* _TO BE DONE_: Write out each line of the material again, word for word.

(Figure dataset records)
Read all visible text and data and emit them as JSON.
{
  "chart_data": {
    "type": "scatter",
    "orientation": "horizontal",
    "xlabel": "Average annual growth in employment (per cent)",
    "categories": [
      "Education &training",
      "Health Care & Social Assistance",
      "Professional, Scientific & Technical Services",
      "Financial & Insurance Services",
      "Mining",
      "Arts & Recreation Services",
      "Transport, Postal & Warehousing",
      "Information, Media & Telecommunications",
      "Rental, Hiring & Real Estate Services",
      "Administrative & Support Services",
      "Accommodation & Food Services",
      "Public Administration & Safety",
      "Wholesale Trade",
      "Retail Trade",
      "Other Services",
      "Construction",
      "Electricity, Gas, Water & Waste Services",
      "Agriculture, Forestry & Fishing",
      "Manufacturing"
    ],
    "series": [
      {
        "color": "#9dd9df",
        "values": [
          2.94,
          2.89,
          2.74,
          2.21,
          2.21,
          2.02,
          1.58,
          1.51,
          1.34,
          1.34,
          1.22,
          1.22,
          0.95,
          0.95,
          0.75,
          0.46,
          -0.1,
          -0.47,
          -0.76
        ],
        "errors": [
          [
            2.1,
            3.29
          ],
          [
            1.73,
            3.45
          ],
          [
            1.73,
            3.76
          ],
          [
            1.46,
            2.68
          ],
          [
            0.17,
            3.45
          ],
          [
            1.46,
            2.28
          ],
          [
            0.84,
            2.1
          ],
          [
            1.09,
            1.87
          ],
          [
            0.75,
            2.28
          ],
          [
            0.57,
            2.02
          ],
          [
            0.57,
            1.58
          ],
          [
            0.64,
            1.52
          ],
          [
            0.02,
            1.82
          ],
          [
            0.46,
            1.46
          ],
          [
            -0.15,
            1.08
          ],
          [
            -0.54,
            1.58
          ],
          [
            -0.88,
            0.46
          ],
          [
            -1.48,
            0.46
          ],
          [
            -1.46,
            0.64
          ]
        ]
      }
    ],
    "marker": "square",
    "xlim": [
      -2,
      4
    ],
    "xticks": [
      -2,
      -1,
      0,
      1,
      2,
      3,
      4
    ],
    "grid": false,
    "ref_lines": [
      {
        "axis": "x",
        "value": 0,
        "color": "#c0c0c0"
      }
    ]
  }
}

* _TASK RESPONSE_:
Read all visible text and data and emit them as JSON.
{
  "chart_data": {
    "type": "scatter",
    "orientation": "horizontal",
    "xlabel": "Average annual growth in employment (per cent)",
    "categories": [
      "Education &training",
      "Health Care & Social Assistance",
      "Professional, Scientific & Technical Services",
      "Financial & Insurance Services",
      "Mining",
      "Arts & Recreation Services",
      "Transport, Postal & Warehousing",
      "Information, Media & Telecommunications",
      "Rental, Hiring & Real Estate Services",
      "Administrative & Support Services",
      "Accommodation & Food Services",
      "Public Administration & Safety",
      "Wholesale Trade",
      "Retail Trade",
      "Other Services",
      "Construction",
      "Electricity, Gas, Water & Waste Services",
      "Agriculture, Forestry & Fishing",
      "Manufacturing"
    ],
    "series": [
      {
        "color": "#9dd9df",
        "values": [
          2.94,
          2.89,
          2.74,
          2.21,
          2.21,
          2.02,
          1.58,
          1.51,
          1.34,
          1.34,
          1.22,
          1.22,
          0.95,
          0.95,
          0.75,
          0.46,
          -0.1,
          -0.47,
          -0.76
        ],
        "errors": [
          [
            2.1,
            3.29
          ],
          [
            1.73,
            3.45
          ],
          [
            1.73,
            3.76
          ],
          [
            1.46,
            2.68
          ],
          [
            0.17,
            3.45
          ],
          [
            1.46,
            2.28
          ],
          [
            0.84,
            2.1
          ],
          [
            1.09,
            1.87
          ],
          [
            0.75,
            2.28
          ],
          [
            0.57,
            2.02
          ],
          [
            0.57,
            1.58
          ],
          [
            0.64,
            1.52
          ],
          [
            0.02,
            1.82
          ],
          [
            0.46,
            1.46
          ],
          [
            -0.15,
            1.08
          ],
          [
            -0.54,
            1.58
          ],
          [
            -0.88,
            0.46
          ],
          [
            -1.48,
            0.46
          ],
          [
            -1.46,
            0.64
          ]
        ]
      }
    ],
    "marker": "square",
    "xlim": [
      -2,
      4
    ],
    "xticks": [
      -2,
      -1,
      0,
      1,
      2,
      3,
      4
    ],
    "grid": false,
    "ref_lines": [
      {
        "axis": "x",
        "value": 0,
        "color": "#c0c0c0"
      }
    ]
  }
}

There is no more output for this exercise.